Make an exact copy of all the material below, apart from the pictures.

Dataset items:
==========
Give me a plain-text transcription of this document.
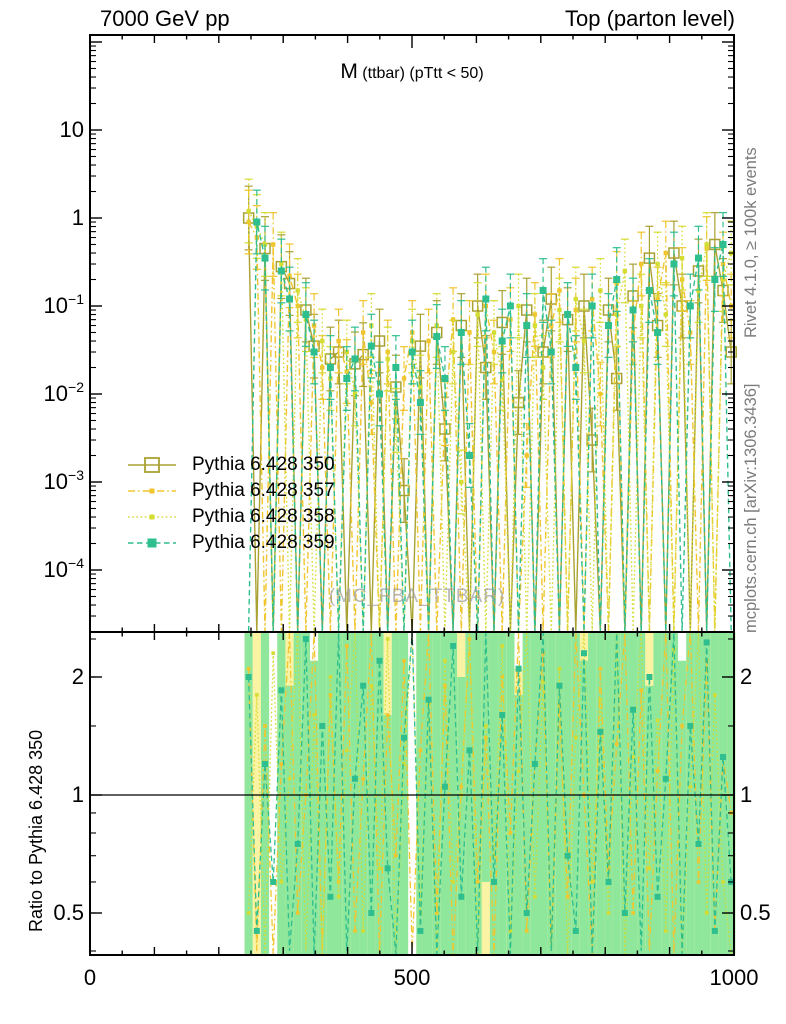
7000 GeV pp	Top (parton level)
M (ttbar) (pTtt < 50)
0	500	1000
10
1
$10^{-1}$
$10^{-2}$
$10^{-3}$
$10^{-4}$
2	2
1	1
0.5	0.5
Rivet 4.1.0, ≥ 100k events
mcplots.cern.ch [arXiv:1306.3436]
Ratio to Pythia 6.428 350
(MC_FBA_TTBAR)
Pythia 6.428 350
Pythia 6.428 357
Pythia 6.428 358
Pythia 6.428 359
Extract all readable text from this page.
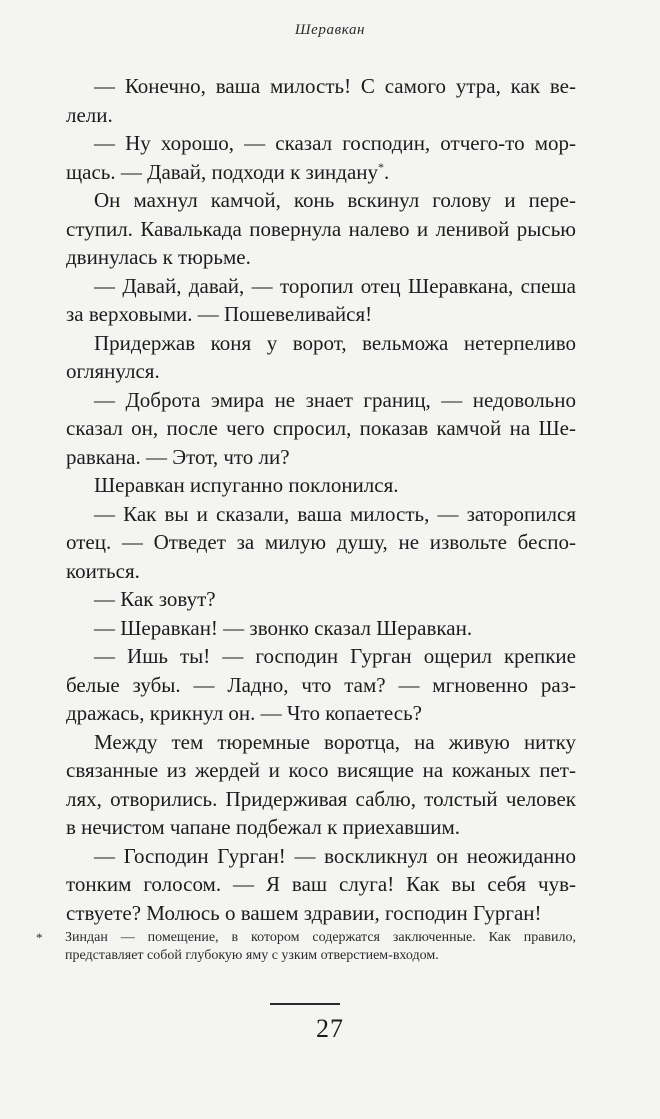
Шеравкан

— Конечно, ваша милость! С самого утра, как велели.

— Ну хорошо, — сказал господин, отчего-то морщась. — Давай, подходи к зиндану*.

Он махнул камчой, конь вскинул голову и переступил. Кавалькада повернула налево и ленивой рысью двинулась к тюрьме.

— Давай, давай, — торопил отец Шеравкана, спеша за верховыми. — Пошевеливайся!

Придержав коня у ворот, вельможа нетерпеливо оглянулся.

— Доброта эмира не знает границ, — недовольно сказал он, после чего спросил, показав камчой на Шеравкана. — Этот, что ли?

Шеравкан испуганно поклонился.

— Как вы и сказали, ваша милость, — заторопился отец. — Отведет за милую душу, не извольте беспокоиться.

— Как зовут?

— Шеравкан! — звонко сказал Шеравкан.

— Ишь ты! — господин Гурган ощерил крепкие белые зубы. — Ладно, что там? — мгновенно раздражась, крикнул он. — Что копаетесь?

Между тем тюремные воротца, на живую нитку связанные из жердей и косо висящие на кожаных петлях, отворились. Придерживая саблю, толстый человек в нечистом чапане подбежал к приехавшим.

— Господин Гурган! — воскликнул он неожиданно тонким голосом. — Я ваш слуга! Как вы себя чувствуете? Молюсь о вашем здравии, господин Гурган!

* Зиндан — помещение, в котором содержатся заключенные. Как правило, представляет собой глубокую яму с узким отверстием-входом.
27
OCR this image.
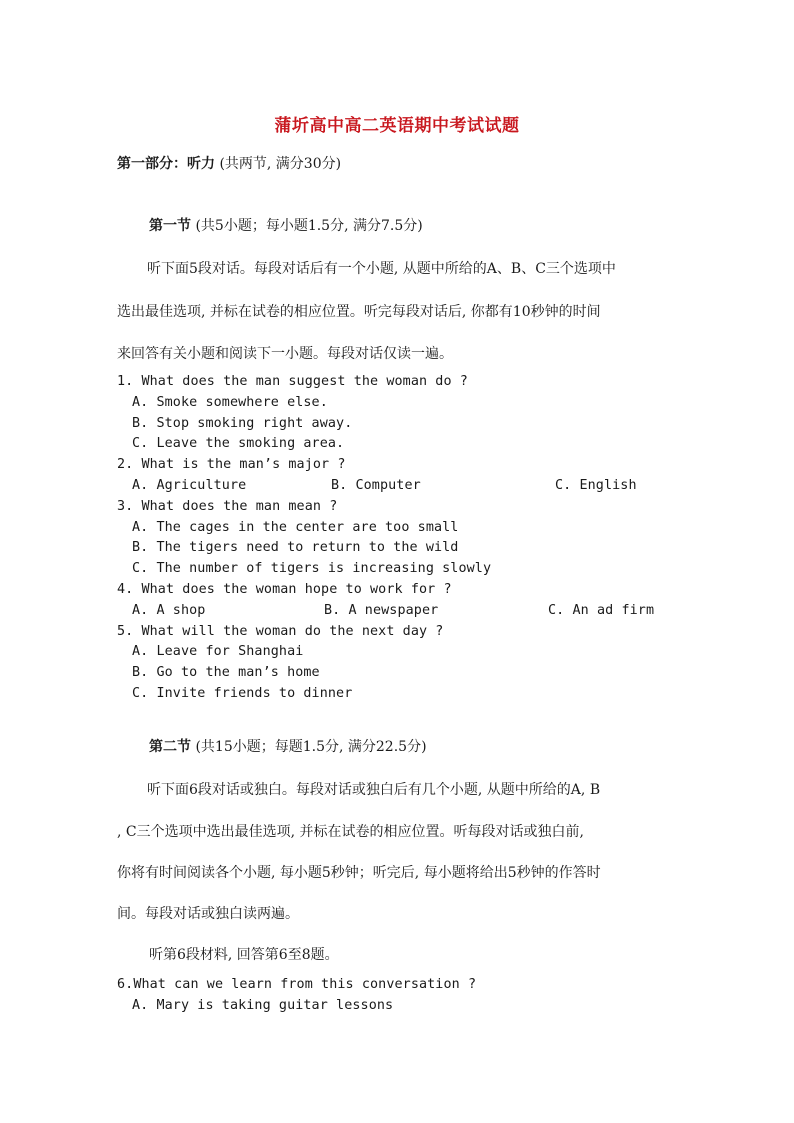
蒲圻高中高二英语期中考试试题
第一部分：听力 (共两节, 满分30分)
第一节 (共5小题；每小题1.5分, 满分7.5分)
听下面5段对话。每段对话后有一个小题, 从题中所给的A、B、C三个选项中
选出最佳选项, 并标在试卷的相应位置。听完每段对话后, 你都有10秒钟的时间
来回答有关小题和阅读下一小题。每段对话仅读一遍。
1. What does the man suggest the woman do ?
A. Smoke somewhere else.
B. Stop smoking right away.
C. Leave the smoking area.
2. What is the man’s major ?
A. Agriculture	B. Computer	C. English
3. What does the man mean ?
A. The cages in the center are too small
B. The tigers need to return to the wild
C. The number of tigers is increasing slowly
4. What does the woman hope to work for ?
A. A shop	B. A newspaper	C. An ad firm
5. What will the woman do the next day ?
A. Leave for Shanghai
B. Go to the man’s home
C. Invite friends to dinner
第二节 (共15小题；每题1.5分, 满分22.5分)
听下面6段对话或独白。每段对话或独白后有几个小题, 从题中所给的A, B
, C三个选项中选出最佳选项, 并标在试卷的相应位置。听每段对话或独白前,
你将有时间阅读各个小题, 每小题5秒钟；听完后, 每小题将给出5秒钟的作答时
间。每段对话或独白读两遍。
听第6段材料, 回答第6至8题。
6.What can we learn from this conversation ?
A. Mary is taking guitar lessons
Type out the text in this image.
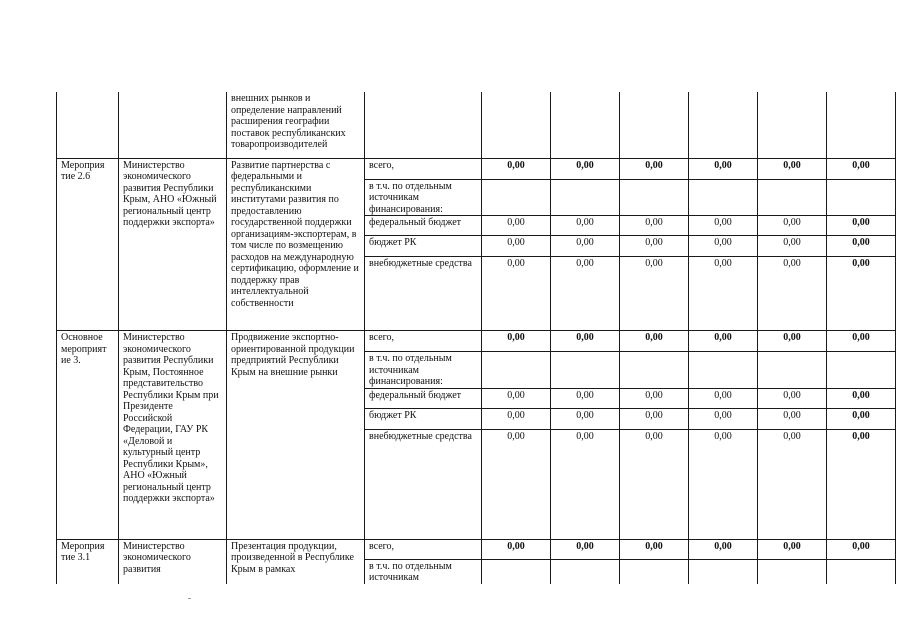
		внешних рынков и определение направлений расширения географии поставок республиканских товаропроизводителей							
Мероприя тие 2.6	Министерство экономического развития Республики Крым, АНО «Южный региональный центр поддержки экспорта»	Развитие партнерства с федеральными и республиканскими институтами развития по предоставлению государственной поддержки организациям-экспортерам, в том числе по возмещению расходов на международную сертификацию, оформление и поддержку прав интеллектуальной собственности	всего,	0,00	0,00	0,00	0,00	0,00	0,00
			в т.ч. по отдельным источникам финансирования:						
			федеральный бюджет	0,00	0,00	0,00	0,00	0,00	0,00
			бюджет РК	0,00	0,00	0,00	0,00	0,00	0,00
			внебюджетные средства	0,00	0,00	0,00	0,00	0,00	0,00
Основное мероприят ие 3.	Министерство экономического развития Республики Крым, Постоянное представительство Республики Крым при Президенте Российской Федерации, ГАУ РК «Деловой и культурный центр Республики Крым», АНО «Южный региональный центр поддержки экспорта»	Продвижение экспортно-ориентированной продукции предприятий Республики Крым на внешние рынки	всего,	0,00	0,00	0,00	0,00	0,00	0,00
			в т.ч. по отдельным источникам финансирования:						
			федеральный бюджет	0,00	0,00	0,00	0,00	0,00	0,00
			бюджет РК	0,00	0,00	0,00	0,00	0,00	0,00
			внебюджетные средства	0,00	0,00	0,00	0,00	0,00	0,00
Мероприя тие 3.1	Министерство экономического развития	Презентация продукции, произведенной в Республике Крым в рамках	всего,	0,00	0,00	0,00	0,00	0,00	0,00
			в т.ч. по отдельным источникам						
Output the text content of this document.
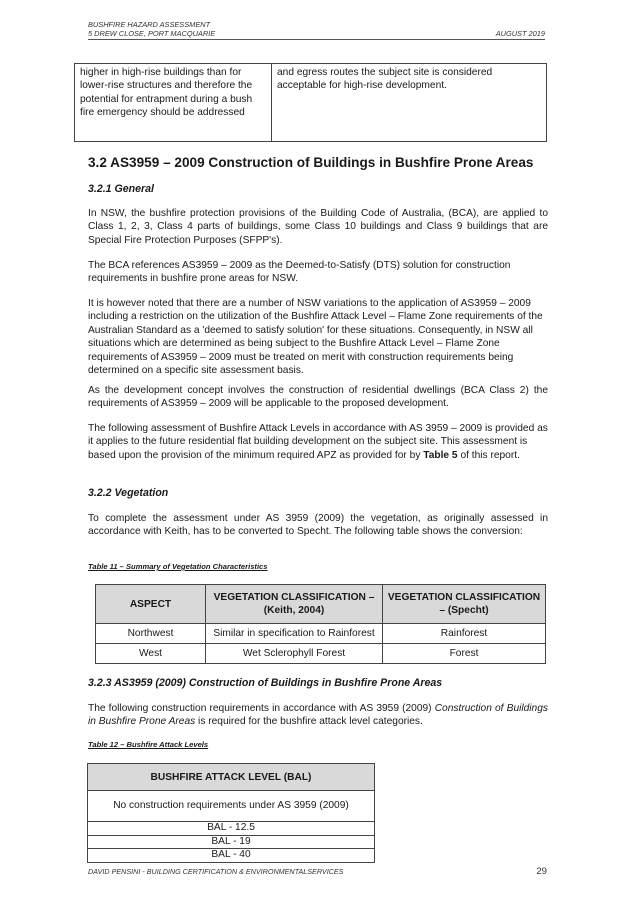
BUSHFIRE HAZARD ASSESSMENT
5 DREW CLOSE, PORT MACQUARIE	AUGUST 2019
higher in high-rise buildings than for lower-rise structures and therefore the potential for entrapment during a bush fire emergency should be addressed	and egress routes the subject site is considered acceptable for high-rise development.
3.2 AS3959 – 2009 Construction of Buildings in Bushfire Prone Areas
3.2.1 General
In NSW, the bushfire protection provisions of the Building Code of Australia, (BCA), are applied to Class 1, 2, 3, Class 4 parts of buildings, some Class 10 buildings and Class 9 buildings that are Special Fire Protection Purposes (SFPP's).
The BCA references AS3959 – 2009 as the Deemed-to-Satisfy (DTS) solution for construction requirements in bushfire prone areas for NSW.
It is however noted that there are a number of NSW variations to the application of AS3959 – 2009 including a restriction on the utilization of the Bushfire Attack Level – Flame Zone requirements of the Australian Standard as a 'deemed to satisfy solution' for these situations. Consequently, in NSW all situations which are determined as being subject to the Bushfire Attack Level – Flame Zone requirements of AS3959 – 2009 must be treated on merit with construction requirements being determined on a specific site assessment basis.
As the development concept involves the construction of residential dwellings (BCA Class 2) the requirements of AS3959 – 2009 will be applicable to the proposed development.
The following assessment of Bushfire Attack Levels in accordance with AS 3959 – 2009 is provided as it applies to the future residential flat building development on the subject site. This assessment is based upon the provision of the minimum required APZ as provided for by Table 5 of this report.
3.2.2 Vegetation
To complete the assessment under AS 3959 (2009) the vegetation, as originally assessed in accordance with Keith, has to be converted to Specht. The following table shows the conversion:
Table 11 – Summary of Vegetation Characteristics
ASPECT	VEGETATION CLASSIFICATION – (Keith, 2004)	VEGETATION CLASSIFICATION – (Specht)
Northwest	Similar in specification to Rainforest	Rainforest
West	Wet Sclerophyll Forest	Forest
3.2.3 AS3959 (2009) Construction of Buildings in Bushfire Prone Areas
The following construction requirements in accordance with AS 3959 (2009) Construction of Buildings in Bushfire Prone Areas is required for the bushfire attack level categories.
Table 12 – Bushfire Attack Levels
BUSHFIRE ATTACK LEVEL (BAL)
No construction requirements under AS 3959 (2009)
BAL - 12.5
BAL - 19
BAL - 40
DAVID PENSINI - BUILDING CERTIFICATION & ENVIRONMENTALSERVICES	29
==========
EXERCISE RESPONSE:
Give me a plain-text transcription of this document.
7000 GeV pp	Top (parton level)
M (ttbar) (pTtt < 50)
0	500	1000
10
1
$10^{-1}$
$10^{-2}$
$10^{-3}$
$10^{-4}$
2	2
1	1
0.5	0.5
Rivet 4.1.0, ≥ 100k events
mcplots.cern.ch [arXiv:1306.3436]
Ratio to Pythia 6.428 350
(MC_FBA_TTBAR)
Pythia 6.428 350
Pythia 6.428 357
Pythia 6.428 358
Pythia 6.428 359
Extract all readable text from this page.
Шеравкан

— Конечно, ваша милость! С самого утра, как велели.

— Ну хорошо, — сказал господин, отчего-то морщась. — Давай, подходи к зиндану*.

Он махнул камчой, конь вскинул голову и переступил. Кавалькада повернула налево и ленивой рысью двинулась к тюрьме.

— Давай, давай, — торопил отец Шеравкана, спеша за верховыми. — Пошевеливайся!

Придержав коня у ворот, вельможа нетерпеливо оглянулся.

— Доброта эмира не знает границ, — недовольно сказал он, после чего спросил, показав камчой на Шеравкана. — Этот, что ли?

Шеравкан испуганно поклонился.

— Как вы и сказали, ваша милость, — заторопился отец. — Отведет за милую душу, не извольте беспокоиться.

— Как зовут?

— Шеравкан! — звонко сказал Шеравкан.

— Ишь ты! — господин Гурган ощерил крепкие белые зубы. — Ладно, что там? — мгновенно раздражась, крикнул он. — Что копаетесь?

Между тем тюремные воротца, на живую нитку связанные из жердей и косо висящие на кожаных петлях, отворились. Придерживая саблю, толстый человек в нечистом чапане подбежал к приехавшим.

— Господин Гурган! — воскликнул он неожиданно тонким голосом. — Я ваш слуга! Как вы себя чувствуете? Молюсь о вашем здравии, господин Гурган!

* Зиндан — помещение, в котором содержатся заключенные. Как правило, представляет собой глубокую яму с узким отверстием-входом.
27
OCR this image.
蒲圻高中高二英语期中考试试题
第一部分：听力 (共两节, 满分30分)
第一节 (共5小题；每小题1.5分, 满分7.5分)
听下面5段对话。每段对话后有一个小题, 从题中所给的A、B、C三个选项中
选出最佳选项, 并标在试卷的相应位置。听完每段对话后, 你都有10秒钟的时间
来回答有关小题和阅读下一小题。每段对话仅读一遍。
1. What does the man suggest the woman do ?
A. Smoke somewhere else.
B. Stop smoking right away.
C. Leave the smoking area.
2. What is the man’s major ?
A. Agriculture	B. Computer	C. English
3. What does the man mean ?
A. The cages in the center are too small
B. The tigers need to return to the wild
C. The number of tigers is increasing slowly
4. What does the woman hope to work for ?
A. A shop	B. A newspaper	C. An ad firm
5. What will the woman do the next day ?
A. Leave for Shanghai
B. Go to the man’s home
C. Invite friends to dinner
第二节 (共15小题；每题1.5分, 满分22.5分)
听下面6段对话或独白。每段对话或独白后有几个小题, 从题中所给的A, B
, C三个选项中选出最佳选项, 并标在试卷的相应位置。听每段对话或独白前,
你将有时间阅读各个小题, 每小题5秒钟；听完后, 每小题将给出5秒钟的作答时
间。每段对话或独白读两遍。
听第6段材料, 回答第6至8题。
6.What can we learn from this conversation ?
A. Mary is taking guitar lessons
Type out the text in this image.
		внешних рынков и определение направлений расширения географии поставок республиканских товаропроизводителей							
Мероприя тие 2.6	Министерство экономического развития Республики Крым, АНО «Южный региональный центр поддержки экспорта»	Развитие партнерства с федеральными и республиканскими институтами развития по предоставлению государственной поддержки организациям-экспортерам, в том числе по возмещению расходов на международную сертификацию, оформление и поддержку прав интеллектуальной собственности	всего,	0,00	0,00	0,00	0,00	0,00	0,00
			в т.ч. по отдельным источникам финансирования:						
			федеральный бюджет	0,00	0,00	0,00	0,00	0,00	0,00
			бюджет РК	0,00	0,00	0,00	0,00	0,00	0,00
			внебюджетные средства	0,00	0,00	0,00	0,00	0,00	0,00
Основное мероприят ие 3.	Министерство экономического развития Республики Крым, Постоянное представительство Республики Крым при Президенте Российской Федерации, ГАУ РК «Деловой и культурный центр Республики Крым», АНО «Южный региональный центр поддержки экспорта»	Продвижение экспортно-ориентированной продукции предприятий Республики Крым на внешние рынки	всего,	0,00	0,00	0,00	0,00	0,00	0,00
			в т.ч. по отдельным источникам финансирования:						
			федеральный бюджет	0,00	0,00	0,00	0,00	0,00	0,00
			бюджет РК	0,00	0,00	0,00	0,00	0,00	0,00
			внебюджетные средства	0,00	0,00	0,00	0,00	0,00	0,00
Мероприя тие 3.1	Министерство экономического развития	Презентация продукции, произведенной в Республике Крым в рамках	всего,	0,00	0,00	0,00	0,00	0,00	0,00
			в т.ч. по отдельным источникам						
Output the text content of this document.
BUSHFIRE HAZARD ASSESSMENT
5 DREW CLOSE, PORT MACQUARIE	AUGUST 2019
higher in high-rise buildings than for lower-rise structures and therefore the potential for entrapment during a bush fire emergency should be addressed	and egress routes the subject site is considered acceptable for high-rise development.
3.2 AS3959 – 2009 Construction of Buildings in Bushfire Prone Areas
3.2.1 General
In NSW, the bushfire protection provisions of the Building Code of Australia, (BCA), are applied to Class 1, 2, 3, Class 4 parts of buildings, some Class 10 buildings and Class 9 buildings that are Special Fire Protection Purposes (SFPP's).
The BCA references AS3959 – 2009 as the Deemed-to-Satisfy (DTS) solution for construction requirements in bushfire prone areas for NSW.
It is however noted that there are a number of NSW variations to the application of AS3959 – 2009 including a restriction on the utilization of the Bushfire Attack Level – Flame Zone requirements of the Australian Standard as a 'deemed to satisfy solution' for these situations. Consequently, in NSW all situations which are determined as being subject to the Bushfire Attack Level – Flame Zone requirements of AS3959 – 2009 must be treated on merit with construction requirements being determined on a specific site assessment basis.
As the development concept involves the construction of residential dwellings (BCA Class 2) the requirements of AS3959 – 2009 will be applicable to the proposed development.
The following assessment of Bushfire Attack Levels in accordance with AS 3959 – 2009 is provided as it applies to the future residential flat building development on the subject site. This assessment is based upon the provision of the minimum required APZ as provided for by Table 5 of this report.
3.2.2 Vegetation
To complete the assessment under AS 3959 (2009) the vegetation, as originally assessed in accordance with Keith, has to be converted to Specht. The following table shows the conversion:
Table 11 – Summary of Vegetation Characteristics
ASPECT	VEGETATION CLASSIFICATION – (Keith, 2004)	VEGETATION CLASSIFICATION – (Specht)
Northwest	Similar in specification to Rainforest	Rainforest
West	Wet Sclerophyll Forest	Forest
3.2.3 AS3959 (2009) Construction of Buildings in Bushfire Prone Areas
The following construction requirements in accordance with AS 3959 (2009) Construction of Buildings in Bushfire Prone Areas is required for the bushfire attack level categories.
Table 12 – Bushfire Attack Levels
BUSHFIRE ATTACK LEVEL (BAL)
No construction requirements under AS 3959 (2009)
BAL - 12.5
BAL - 19
BAL - 40
DAVID PENSINI - BUILDING CERTIFICATION & ENVIRONMENTALSERVICES	29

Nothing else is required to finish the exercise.